Selection |
********

(Bloomberg) -- Nakheel PJSC Chairman Ali Lootah, who steered the Dubai state-owned developer through a $10.5 billion debt restructuring, is leaving after 10 years in the role, according to people with knowledge of the matter.

Lootah was hired as head of the developer of the palm-shaped islands in 2010, replacing Sultan Ahmed Bin Sulayem. The people asked not to be identified because the matter isn’t public.

A spokeswoman for Nakheel declined to comment.

Nakheel was at the center of Dubai’s debt crisis in 2009 that pushed the emirate to the brink of a default. After receiving support from the government, it now has billions of dirhams of projects and infrastructure development underway.

********

Rows from a layout dataset |
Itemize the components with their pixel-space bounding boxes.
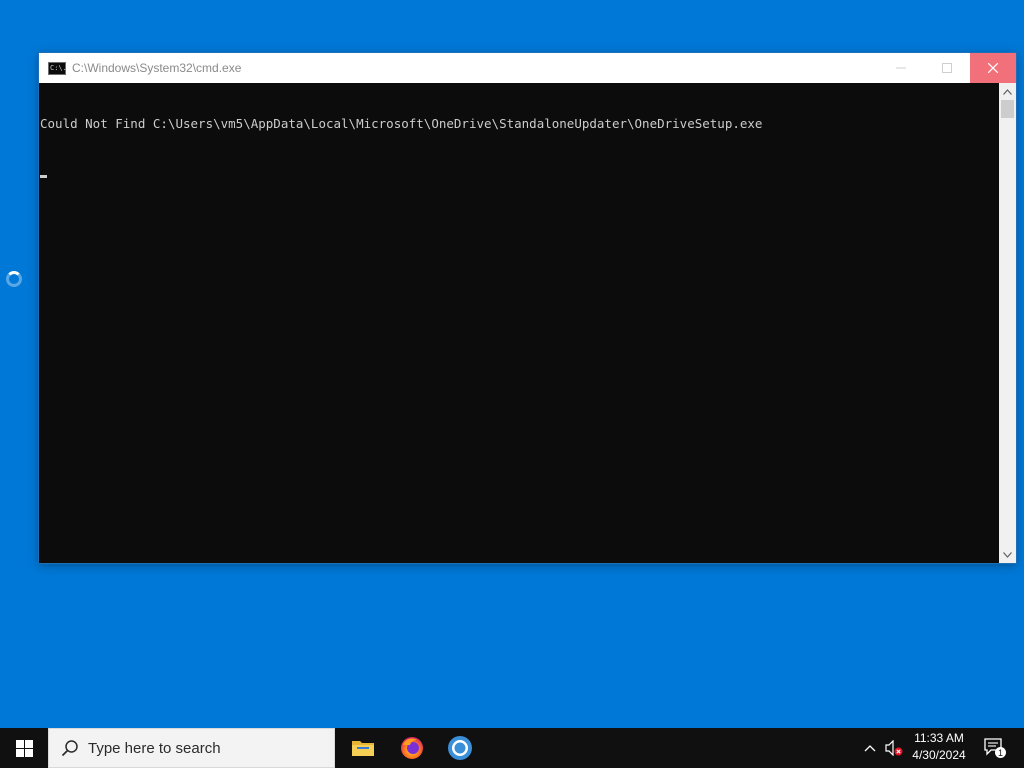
chrome-icon [448, 736, 472, 760]
console-output[interactable]: Could Not Find C:\Users\vm5\AppData\Loca… [39, 83, 999, 563]
busy-spinner-icon [6, 271, 22, 287]
taskbar-search-box[interactable]: Type here to search [48, 728, 335, 768]
window-controls [878, 53, 1016, 83]
taskbar: Type here to search 11:33 AM 4/30/2024 1 [0, 728, 1024, 768]
firefox-icon [401, 737, 423, 759]
notification-count: 1 [998, 748, 1003, 758]
text-cursor [40, 175, 47, 178]
scroll-down-button[interactable] [999, 546, 1016, 563]
minimize-button[interactable] [878, 53, 924, 83]
maximize-icon [942, 63, 952, 73]
close-button[interactable] [970, 53, 1016, 83]
search-placeholder: Type here to search [88, 739, 221, 757]
console-line: Could Not Find C:\Users\vm5\AppData\Loca… [40, 116, 763, 131]
cmd-app-icon: C:\. [48, 61, 67, 75]
clock-date: 4/30/2024 [912, 748, 966, 762]
close-icon [988, 63, 998, 73]
chevron-down-icon [1003, 551, 1012, 558]
maximize-button[interactable] [924, 53, 970, 83]
clock-time: 11:33 AM [914, 731, 964, 745]
start-button[interactable] [0, 728, 48, 768]
chevron-up-icon [864, 745, 876, 752]
taskbar-firefox-button[interactable] [388, 728, 436, 768]
taskbar-clock[interactable]: 11:33 AM 4/30/2024 [904, 730, 974, 766]
chevron-up-icon [1003, 88, 1012, 95]
taskbar-chrome-button[interactable] [436, 728, 484, 768]
cmd-window[interactable]: C:\. C:\Windows\System32\cmd.exe Could N… [39, 53, 1016, 563]
folder-icon [352, 741, 374, 756]
notification-icon: 1 [984, 738, 1006, 758]
show-hidden-icons-button[interactable] [859, 728, 881, 768]
volume-button[interactable] [883, 728, 905, 768]
window-titlebar[interactable]: C:\. C:\Windows\System32\cmd.exe [39, 53, 1016, 83]
minimize-icon [896, 67, 906, 69]
windows-logo-icon [15, 739, 33, 757]
search-icon [61, 740, 78, 757]
vertical-scrollbar[interactable] [999, 83, 1016, 563]
scroll-up-button[interactable] [999, 83, 1016, 100]
volume-muted-icon [885, 740, 903, 756]
scroll-thumb[interactable] [1001, 100, 1014, 118]
taskbar-file-explorer-button[interactable] [339, 728, 387, 768]
window-title: C:\Windows\System32\cmd.exe [72, 61, 242, 75]
action-center-button[interactable]: 1 [980, 728, 1010, 768]
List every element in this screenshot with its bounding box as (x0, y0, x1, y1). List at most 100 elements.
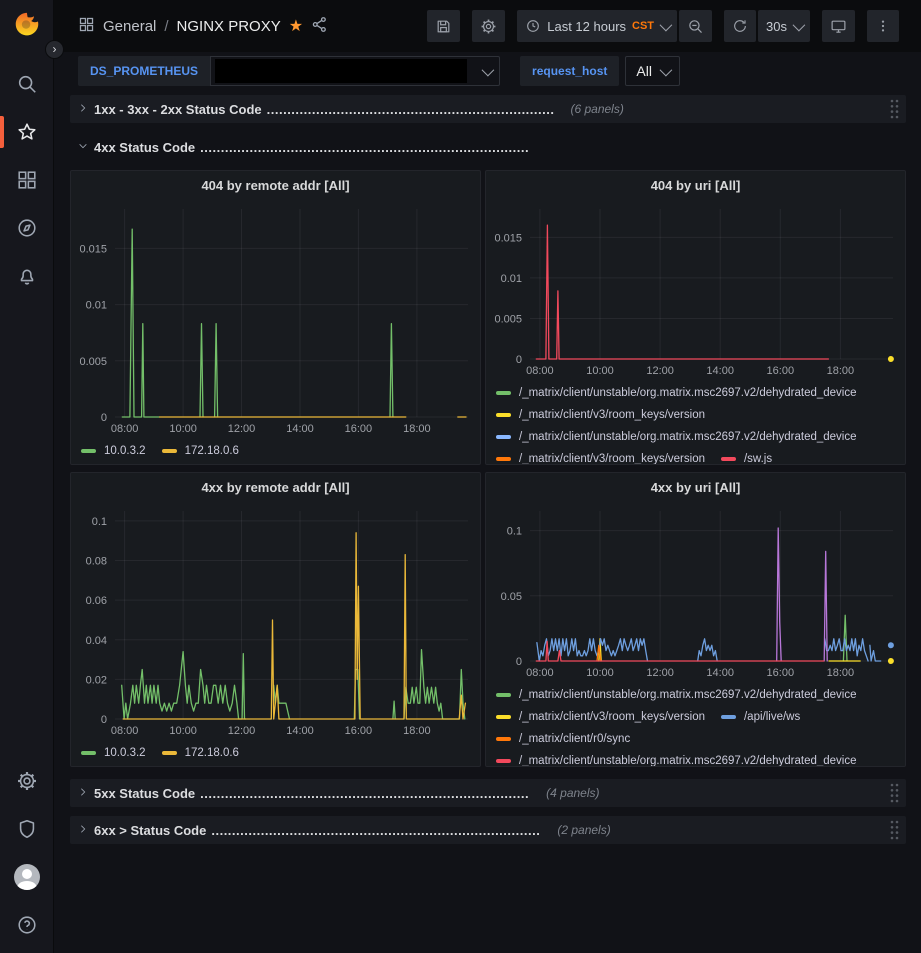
legend-item[interactable]: 172.18.0.6 (162, 440, 239, 462)
svg-text:12:00: 12:00 (228, 725, 256, 737)
panel-legend: 10.0.3.2 172.18.0.6 (71, 740, 480, 766)
panel-title[interactable]: 404 by remote addr [All] (71, 171, 480, 199)
variable-label-request-host[interactable]: request_host (520, 56, 619, 86)
legend-item[interactable]: /api/live/ws (721, 706, 800, 728)
sidebar-item-dashboards[interactable] (0, 156, 54, 204)
time-series-chart[interactable]: 08:0010:0012:0014:0016:0018:0000.020.040… (71, 501, 480, 740)
datasource-select[interactable] (210, 56, 500, 86)
sidebar-item-starred[interactable] (0, 108, 54, 156)
row-6xx[interactable]: 6xx > Status Code ......................… (70, 816, 906, 844)
legend-label: /_matrix/client/r0/sync (519, 733, 630, 745)
row-4xx[interactable]: 4xx Status Code ........................… (70, 133, 906, 161)
save-icon (435, 18, 452, 35)
legend-item[interactable]: /_matrix/client/unstable/org.matrix.msc2… (496, 382, 857, 404)
svg-text:10:00: 10:00 (169, 423, 197, 435)
time-series-chart[interactable]: 08:0010:0012:0014:0016:0018:0000.050.1 (486, 501, 905, 682)
legend-swatch (162, 751, 177, 755)
svg-text:0: 0 (516, 354, 522, 366)
panel-legend: /_matrix/client/unstable/org.matrix.msc2… (486, 380, 905, 464)
svg-text:14:00: 14:00 (286, 423, 314, 435)
svg-text:14:00: 14:00 (286, 725, 314, 737)
sidebar-item-alerting[interactable] (0, 252, 54, 300)
svg-text:0.04: 0.04 (86, 635, 107, 647)
svg-text:10:00: 10:00 (169, 725, 197, 737)
row-panel-count: (4 panels) (546, 786, 599, 800)
apps-grid-icon (78, 16, 95, 37)
save-dashboard-button[interactable] (427, 10, 460, 42)
svg-text:0.015: 0.015 (79, 243, 107, 255)
svg-text:08:00: 08:00 (111, 725, 139, 737)
legend-item[interactable]: /_matrix/client/v3/room_keys/version (496, 448, 705, 464)
svg-text:0.01: 0.01 (86, 300, 107, 312)
refresh-interval-button[interactable]: 30s (758, 10, 810, 42)
chevron-down-icon (482, 63, 495, 76)
legend-item[interactable]: /_matrix/client/r0/sync (496, 728, 630, 750)
panel-title[interactable]: 4xx by uri [All] (486, 473, 905, 501)
sidebar-item-help[interactable] (0, 901, 54, 949)
legend-item[interactable]: /_matrix/client/unstable/org.matrix.msc2… (496, 750, 857, 766)
time-series-chart[interactable]: 08:0010:0012:0014:0016:0018:0000.0050.01… (71, 199, 480, 438)
legend-label: 172.18.0.6 (185, 747, 239, 759)
legend-item[interactable]: /_matrix/client/unstable/org.matrix.msc2… (496, 684, 857, 706)
zoom-out-button[interactable] (679, 10, 712, 42)
time-series-chart[interactable]: 08:0010:0012:0014:0016:0018:0000.0050.01… (486, 199, 905, 380)
legend-item[interactable]: 10.0.3.2 (81, 440, 146, 462)
svg-text:0.005: 0.005 (494, 314, 522, 326)
refresh-button[interactable] (724, 10, 756, 42)
favorite-star-icon[interactable]: ★ (289, 16, 303, 36)
star-icon (16, 121, 38, 143)
panel-4xx-by-remote-addr: 4xx by remote addr [All] 08:00 10:00 12:00… (70, 472, 481, 767)
refresh-interval-label: 30s (766, 19, 787, 34)
breadcrumb-separator: / (164, 18, 168, 35)
chevron-right-icon (78, 784, 88, 802)
legend-swatch (496, 693, 511, 697)
svg-text:0.02: 0.02 (86, 674, 107, 686)
sidebar-item-settings[interactable] (0, 757, 54, 805)
row-drag-handle[interactable] (889, 819, 902, 841)
chart-area: 08:0010:0012:0014:0016:0018:0000.0050.01… (486, 199, 905, 380)
sidebar-item-profile[interactable] (0, 853, 54, 901)
svg-text:16:00: 16:00 (767, 365, 795, 377)
tv-mode-button[interactable] (822, 10, 855, 42)
sidebar-item-explore[interactable] (0, 204, 54, 252)
request-host-select[interactable]: All (625, 56, 680, 86)
time-range-button[interactable]: Last 12 hours CST (517, 10, 677, 42)
panel-grid: 404 by remote addr [All] 08:0010:0012:00… (70, 170, 906, 767)
dashboard-toolbar: Last 12 hours CST (427, 10, 899, 42)
legend-swatch (721, 715, 736, 719)
legend-item[interactable]: /_matrix/client/unstable/org.matrix.msc2… (496, 426, 857, 448)
row-drag-handle[interactable] (889, 98, 902, 120)
dashboard-settings-button[interactable] (472, 10, 505, 42)
share-icon[interactable] (311, 16, 328, 37)
shield-icon (16, 818, 38, 840)
svg-text:0.005: 0.005 (79, 356, 107, 368)
sidebar-item-search[interactable] (0, 60, 54, 108)
zoom-out-icon (687, 18, 704, 35)
legend-item[interactable]: 172.18.0.6 (162, 742, 239, 764)
row-5xx[interactable]: 5xx Status Code ........................… (70, 779, 906, 807)
svg-text:12:00: 12:00 (228, 423, 256, 435)
clock-icon (525, 18, 541, 34)
dashboards-grid-icon (16, 169, 38, 191)
row-1xx-3xx-2xx[interactable]: 1xx - 3xx - 2xx Status Code ............… (70, 95, 906, 123)
row-title: 6xx > Status Code (94, 823, 206, 838)
row-drag-handle[interactable] (889, 782, 902, 804)
grafana-logo[interactable] (12, 10, 42, 40)
variable-label-ds-prometheus[interactable]: DS_PROMETHEUS (78, 56, 210, 86)
legend-label: /_matrix/client/unstable/org.matrix.msc2… (519, 387, 857, 399)
legend-item[interactable]: /sw.js (721, 448, 772, 464)
breadcrumb-folder[interactable]: General (103, 18, 156, 35)
panel-legend: 10.0.3.2 172.18.0.6 (71, 438, 480, 464)
chart-area: 08:0010:0012:0014:0016:0018:0000.050.1 (486, 501, 905, 682)
legend-item[interactable]: /_matrix/client/v3/room_keys/version (496, 706, 705, 728)
panel-title[interactable]: 404 by uri [All] (486, 171, 905, 199)
sidebar-expand-button[interactable]: › (45, 40, 64, 59)
panel-title[interactable]: 4xx by remote addr [All] (71, 473, 480, 501)
panel-legend: /_matrix/client/unstable/org.matrix.msc2… (486, 682, 905, 766)
search-icon (16, 73, 38, 95)
bell-icon (16, 265, 38, 287)
legend-item[interactable]: 10.0.3.2 (81, 742, 146, 764)
legend-item[interactable]: /_matrix/client/v3/room_keys/version (496, 404, 705, 426)
kebab-menu-button[interactable] (867, 10, 899, 42)
sidebar-item-security[interactable] (0, 805, 54, 853)
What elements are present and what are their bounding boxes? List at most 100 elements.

********

Written tasks |
**a)** Answer these questions about the Nakheel article:
(i) How many years has Ali Lootah served as chairman?
(ii) Whom did Lootah replace when he was hired?
(iii) In what year was Nakheel at the center of Dubai's debt crisis?
**b)** Reproduce the stretch of the Nakheel article from "(Bloomberg) -- Nakheel" through "of the matter.".
None of the records are required for the work here.

Written answers |
**a)**
(i) 10 years
(ii) Sultan Ahmed Bin Sulayem
(iii) 2009

**b)**
(Bloomberg) -- Nakheel PJSC Chairman Ali Lootah, who steered the Dubai state-owned developer through a $10.5 billion debt restructuring, is leaving after 10 years in the role, according to people with knowledge of the matter.